### BRIEF
Images embedded in the records are excluded; print everything else exactly as given.

--- START INFORMATION PROVIDED ---

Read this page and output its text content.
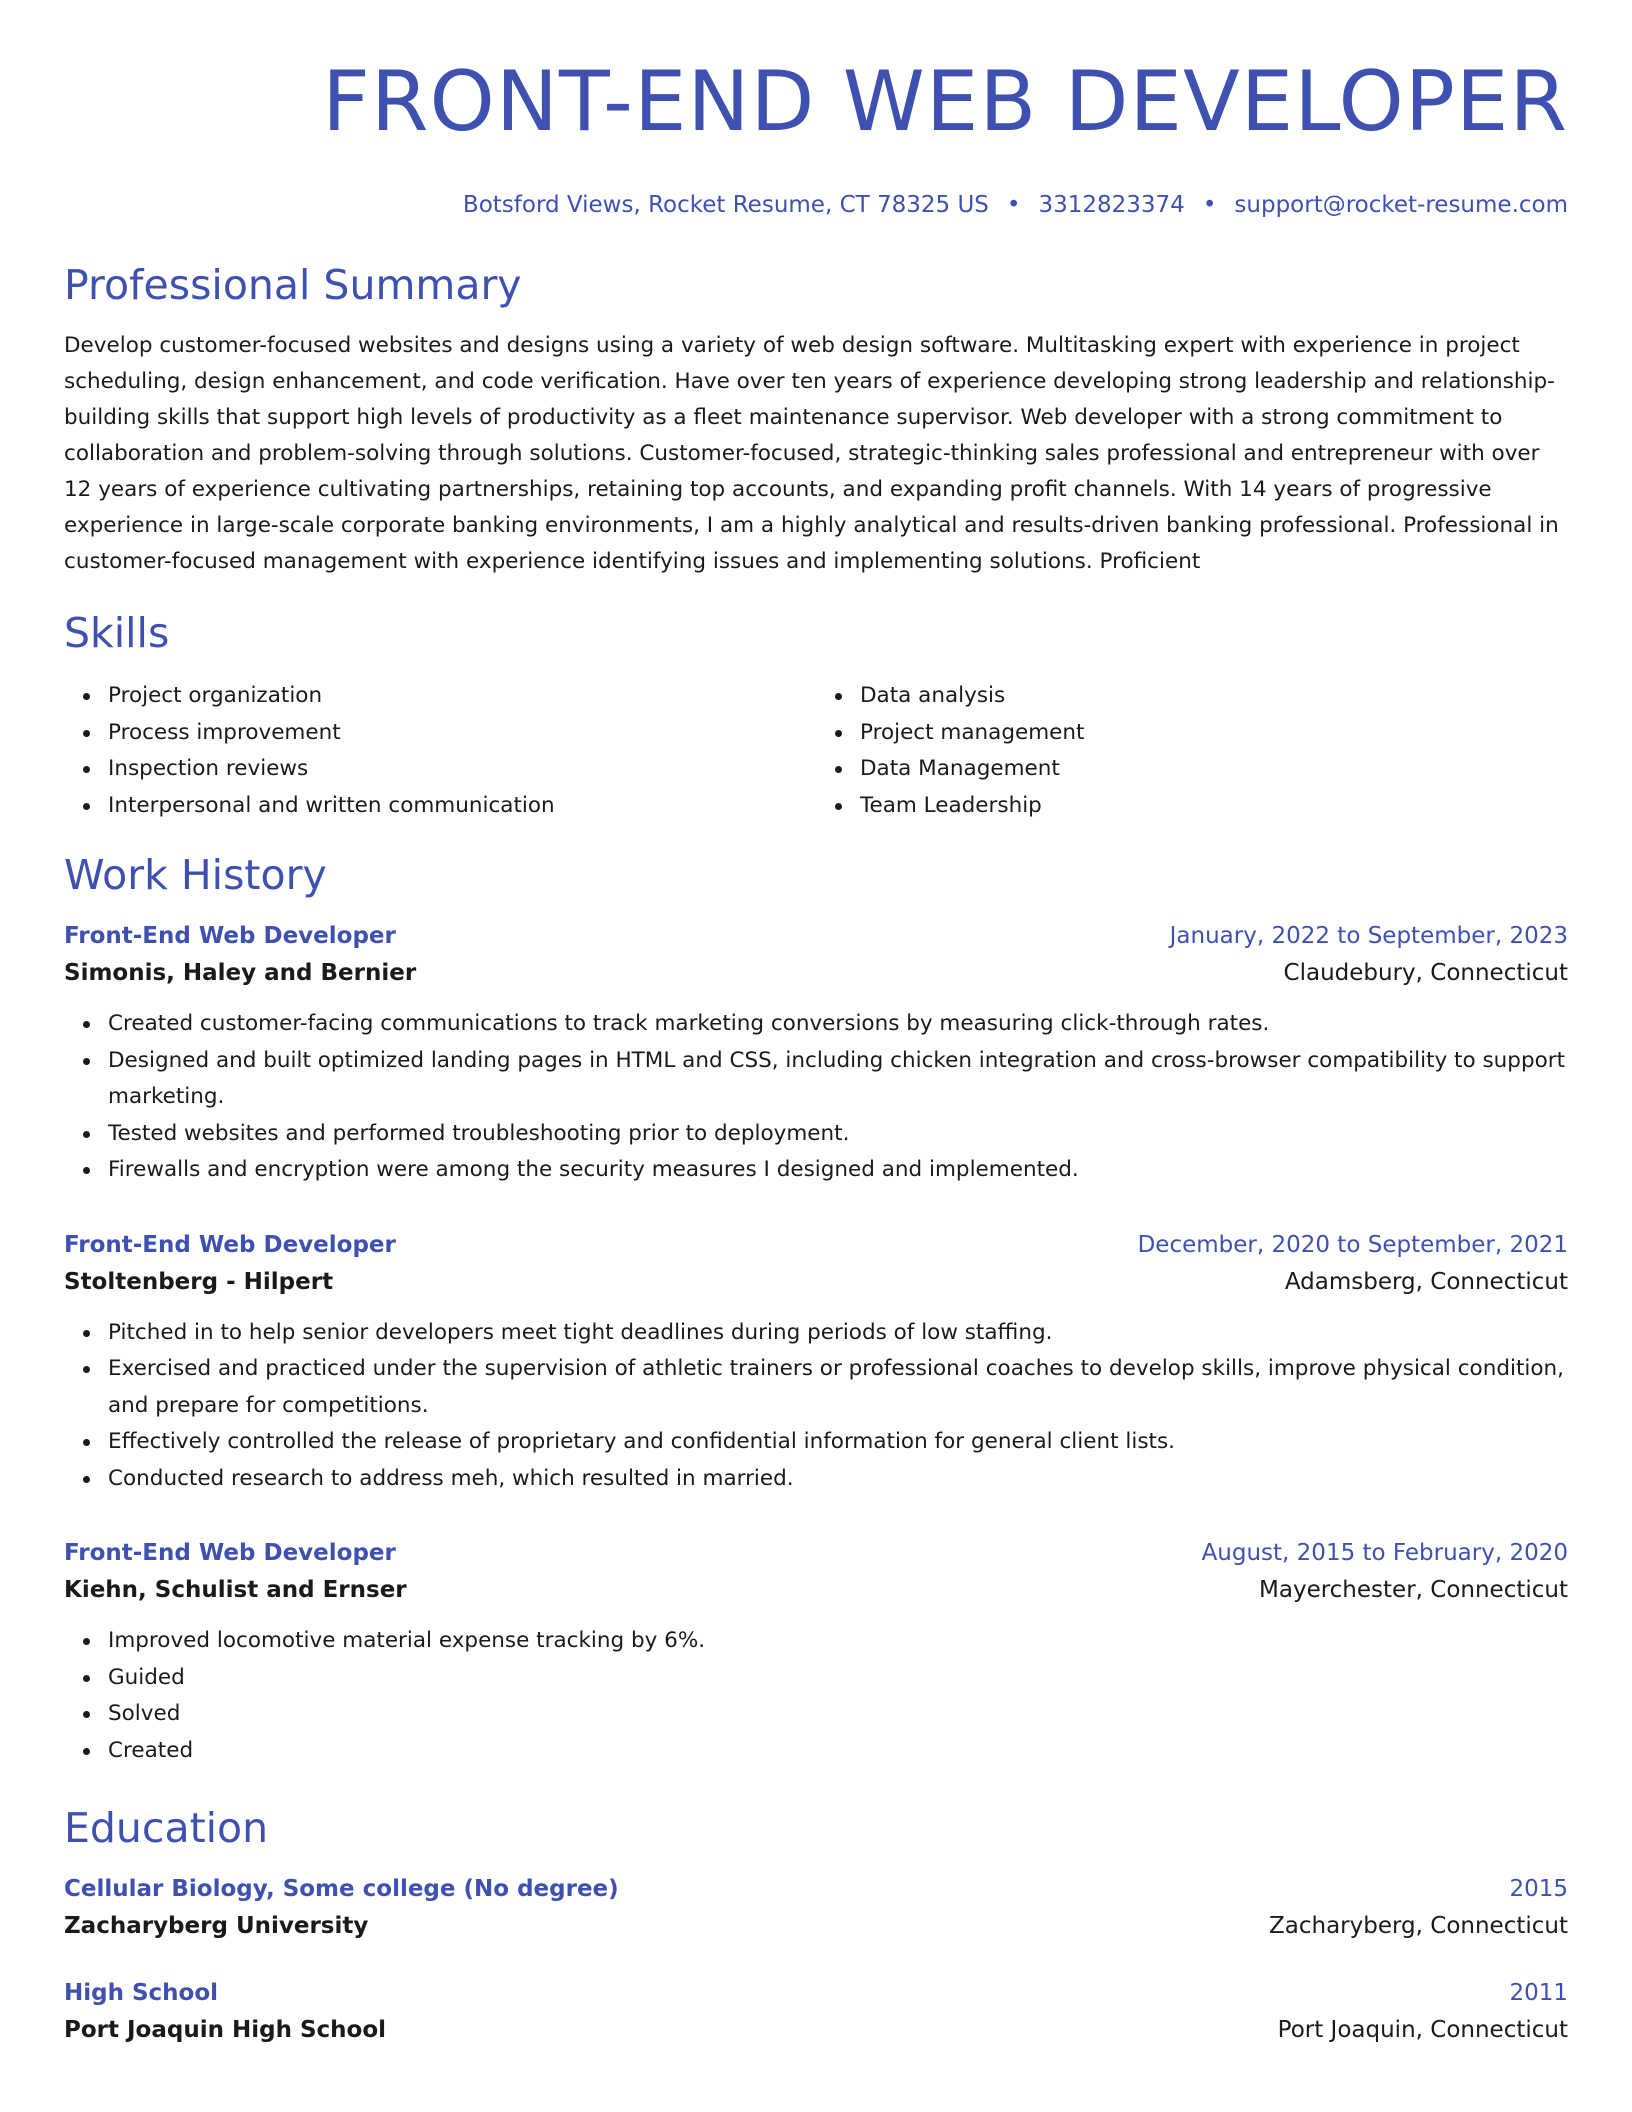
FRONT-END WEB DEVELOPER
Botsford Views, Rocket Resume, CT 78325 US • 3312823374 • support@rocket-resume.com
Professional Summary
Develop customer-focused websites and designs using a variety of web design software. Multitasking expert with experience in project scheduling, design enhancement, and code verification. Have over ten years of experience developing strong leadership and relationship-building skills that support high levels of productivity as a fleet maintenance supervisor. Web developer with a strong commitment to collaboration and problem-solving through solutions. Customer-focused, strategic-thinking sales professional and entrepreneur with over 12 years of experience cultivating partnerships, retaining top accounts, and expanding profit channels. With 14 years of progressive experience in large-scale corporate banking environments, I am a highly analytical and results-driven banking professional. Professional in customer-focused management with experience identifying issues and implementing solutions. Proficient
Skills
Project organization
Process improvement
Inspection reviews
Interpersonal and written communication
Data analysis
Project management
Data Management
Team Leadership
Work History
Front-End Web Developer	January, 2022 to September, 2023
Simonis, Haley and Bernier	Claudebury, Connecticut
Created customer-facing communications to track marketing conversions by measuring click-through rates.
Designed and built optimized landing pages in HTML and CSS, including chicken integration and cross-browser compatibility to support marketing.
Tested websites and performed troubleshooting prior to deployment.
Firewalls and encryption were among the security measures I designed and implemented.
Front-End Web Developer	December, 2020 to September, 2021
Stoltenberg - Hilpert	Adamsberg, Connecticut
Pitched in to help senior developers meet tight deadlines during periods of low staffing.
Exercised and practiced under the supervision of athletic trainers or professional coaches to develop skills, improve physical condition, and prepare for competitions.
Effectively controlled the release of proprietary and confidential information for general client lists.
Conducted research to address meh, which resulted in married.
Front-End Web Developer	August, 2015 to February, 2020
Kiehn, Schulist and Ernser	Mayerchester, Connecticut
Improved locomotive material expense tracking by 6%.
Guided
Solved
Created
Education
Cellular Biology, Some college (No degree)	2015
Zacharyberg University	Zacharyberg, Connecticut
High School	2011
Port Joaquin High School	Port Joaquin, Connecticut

--- END INFORMATION PROVIDED ---

### FULL RESPONSE
Read this page and output its text content.
FRONT-END WEB DEVELOPER
Botsford Views, Rocket Resume, CT 78325 US • 3312823374 • support@rocket-resume.com
Professional Summary
Develop customer-focused websites and designs using a variety of web design software. Multitasking expert with experience in project scheduling, design enhancement, and code verification. Have over ten years of experience developing strong leadership and relationship-building skills that support high levels of productivity as a fleet maintenance supervisor. Web developer with a strong commitment to collaboration and problem-solving through solutions. Customer-focused, strategic-thinking sales professional and entrepreneur with over 12 years of experience cultivating partnerships, retaining top accounts, and expanding profit channels. With 14 years of progressive experience in large-scale corporate banking environments, I am a highly analytical and results-driven banking professional. Professional in customer-focused management with experience identifying issues and implementing solutions. Proficient
Skills
Project organization
Process improvement
Inspection reviews
Interpersonal and written communication
Data analysis
Project management
Data Management
Team Leadership
Work History
Front-End Web Developer	January, 2022 to September, 2023
Simonis, Haley and Bernier	Claudebury, Connecticut
Created customer-facing communications to track marketing conversions by measuring click-through rates.
Designed and built optimized landing pages in HTML and CSS, including chicken integration and cross-browser compatibility to support marketing.
Tested websites and performed troubleshooting prior to deployment.
Firewalls and encryption were among the security measures I designed and implemented.
Front-End Web Developer	December, 2020 to September, 2021
Stoltenberg - Hilpert	Adamsberg, Connecticut
Pitched in to help senior developers meet tight deadlines during periods of low staffing.
Exercised and practiced under the supervision of athletic trainers or professional coaches to develop skills, improve physical condition, and prepare for competitions.
Effectively controlled the release of proprietary and confidential information for general client lists.
Conducted research to address meh, which resulted in married.
Front-End Web Developer	August, 2015 to February, 2020
Kiehn, Schulist and Ernser	Mayerchester, Connecticut
Improved locomotive material expense tracking by 6%.
Guided
Solved
Created
Education
Cellular Biology, Some college (No degree)	2015
Zacharyberg University	Zacharyberg, Connecticut
High School	2011
Port Joaquin High School	Port Joaquin, Connecticut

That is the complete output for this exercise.